» **SET EXERCISE**: Below is a listing to write out in full, exactly as given, without its pictures.

▶

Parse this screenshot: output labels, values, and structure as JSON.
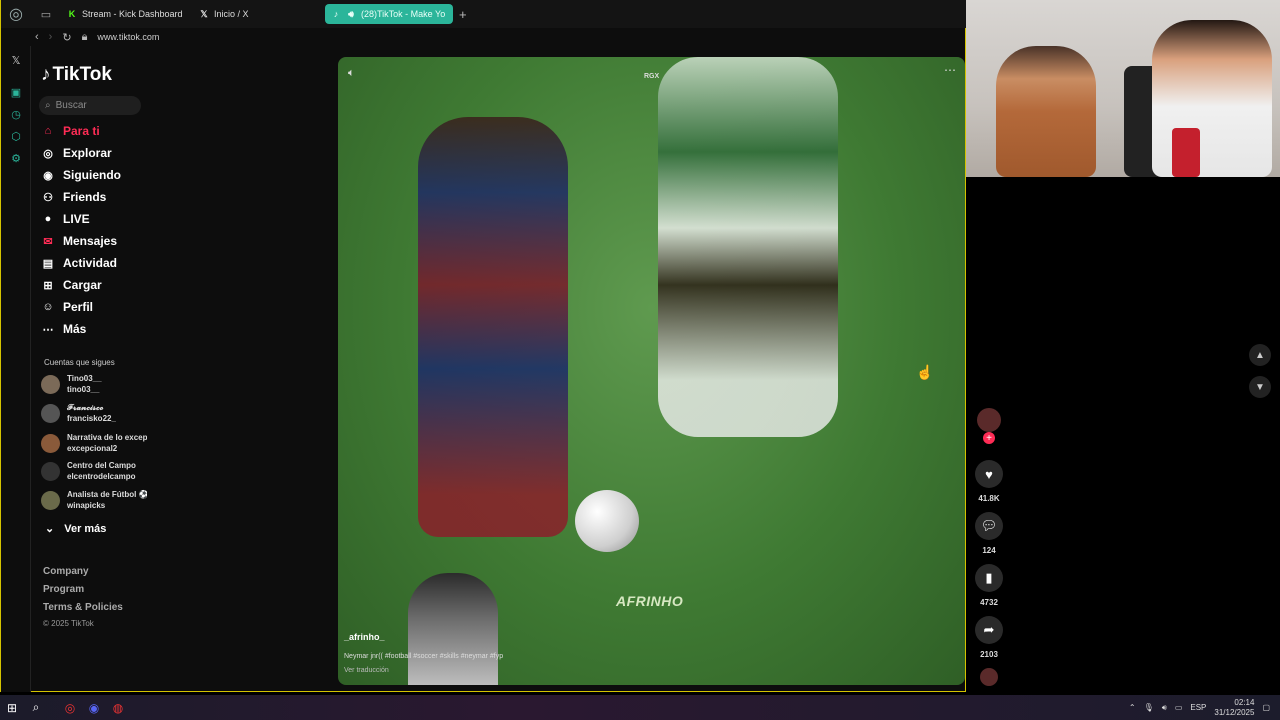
{
  "browser": {
    "tabs": [
      {
        "label": "Stream - Kick Dashboard",
        "icon": "kick-icon"
      },
      {
        "label": "Inicio / X",
        "icon": "x-icon"
      },
      {
        "label": "(28)TikTok - Make Yo",
        "icon": "tiktok-icon",
        "active": true
      }
    ],
    "new_tab": "+",
    "url": "www.tiktok.com",
    "accent": "#2bb59a"
  },
  "tiktok": {
    "logo": "TikTok",
    "search_placeholder": "Buscar",
    "nav": [
      {
        "label": "Para ti",
        "icon": "home-icon"
      },
      {
        "label": "Explorar",
        "icon": "compass-icon"
      },
      {
        "label": "Siguiendo",
        "icon": "following-icon"
      },
      {
        "label": "Friends",
        "icon": "friends-icon"
      },
      {
        "label": "LIVE",
        "icon": "live-icon"
      },
      {
        "label": "Mensajes",
        "icon": "messages-icon"
      },
      {
        "label": "Actividad",
        "icon": "activity-icon"
      },
      {
        "label": "Cargar",
        "icon": "upload-icon"
      },
      {
        "label": "Perfil",
        "icon": "profile-icon"
      },
      {
        "label": "Más",
        "icon": "more-icon"
      }
    ],
    "following_title": "Cuentas que sigues",
    "accounts": [
      {
        "name": "Tino03__",
        "handle": "tino03__"
      },
      {
        "name": "𝓕𝓻𝓪𝓷𝓬𝓲𝓼𝓬𝓸",
        "handle": "francisko22_"
      },
      {
        "name": "Narrativa de lo excepc",
        "handle": "excepcional2"
      },
      {
        "name": "Centro del Campo",
        "handle": "elcentrodelcampo"
      },
      {
        "name": "Analista de Fútbol ⚽",
        "handle": "winapicks"
      }
    ],
    "see_more": "Ver más",
    "footer": [
      "Company",
      "Program",
      "Terms & Policies"
    ],
    "copyright": "© 2025 TikTok"
  },
  "video": {
    "top_label": "RGX",
    "watermark": "AFRINHO",
    "author": "_afrinho_",
    "description": "Neymar jnr(( #football #soccer #skills #neymar #fyp",
    "translate": "Ver traducción",
    "likes": "41.8K",
    "comments": "124",
    "saves": "4732",
    "shares": "2103"
  },
  "strip": {
    "gx": "GX",
    "dots": "···"
  },
  "taskbar": {
    "lang": "ESP",
    "time": "02:14",
    "date": "31/12/2025"
  }
}
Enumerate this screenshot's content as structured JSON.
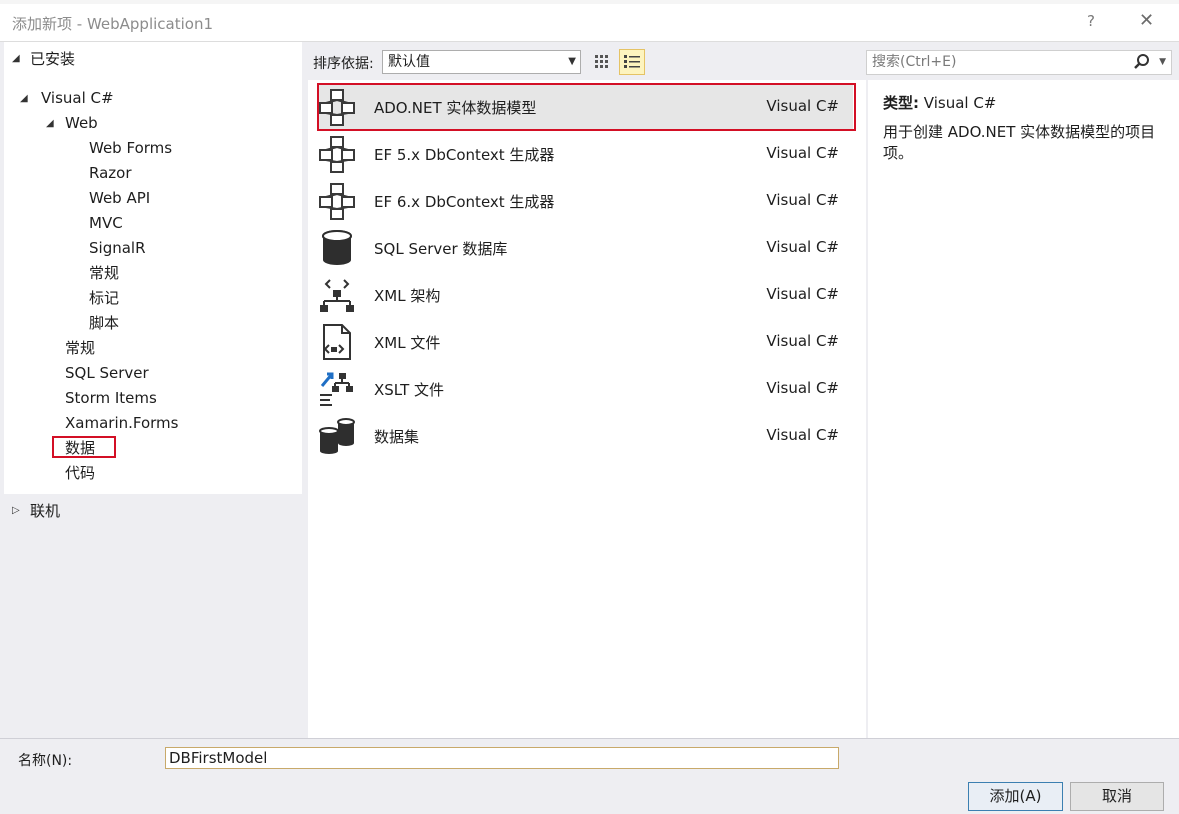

◀

» **COMPLETED EXERCISE**:
Parse this screenshot: output labels, values, and structure as JSON.
{
  "browser": {
    "tabs": [
      {
        "label": "Stream - Kick Dashboard",
        "icon": "kick-icon"
      },
      {
        "label": "Inicio / X",
        "icon": "x-icon"
      },
      {
        "label": "(28)TikTok - Make Yo",
        "icon": "tiktok-icon",
        "active": true
      }
    ],
    "new_tab": "+",
    "url": "www.tiktok.com",
    "accent": "#2bb59a"
  },
  "tiktok": {
    "logo": "TikTok",
    "search_placeholder": "Buscar",
    "nav": [
      {
        "label": "Para ti",
        "icon": "home-icon"
      },
      {
        "label": "Explorar",
        "icon": "compass-icon"
      },
      {
        "label": "Siguiendo",
        "icon": "following-icon"
      },
      {
        "label": "Friends",
        "icon": "friends-icon"
      },
      {
        "label": "LIVE",
        "icon": "live-icon"
      },
      {
        "label": "Mensajes",
        "icon": "messages-icon"
      },
      {
        "label": "Actividad",
        "icon": "activity-icon"
      },
      {
        "label": "Cargar",
        "icon": "upload-icon"
      },
      {
        "label": "Perfil",
        "icon": "profile-icon"
      },
      {
        "label": "Más",
        "icon": "more-icon"
      }
    ],
    "following_title": "Cuentas que sigues",
    "accounts": [
      {
        "name": "Tino03__",
        "handle": "tino03__"
      },
      {
        "name": "𝓕𝓻𝓪𝓷𝓬𝓲𝓼𝓬𝓸",
        "handle": "francisko22_"
      },
      {
        "name": "Narrativa de lo excepc",
        "handle": "excepcional2"
      },
      {
        "name": "Centro del Campo",
        "handle": "elcentrodelcampo"
      },
      {
        "name": "Analista de Fútbol ⚽",
        "handle": "winapicks"
      }
    ],
    "see_more": "Ver más",
    "footer": [
      "Company",
      "Program",
      "Terms & Policies"
    ],
    "copyright": "© 2025 TikTok"
  },
  "video": {
    "top_label": "RGX",
    "watermark": "AFRINHO",
    "author": "_afrinho_",
    "description": "Neymar jnr(( #football #soccer #skills #neymar #fyp",
    "translate": "Ver traducción",
    "likes": "41.8K",
    "comments": "124",
    "saves": "4732",
    "shares": "2103"
  },
  "strip": {
    "gx": "GX",
    "dots": "···"
  },
  "taskbar": {
    "lang": "ESP",
    "time": "02:14",
    "date": "31/12/2025"
  }
}
Enumerate this screenshot's content as structured JSON.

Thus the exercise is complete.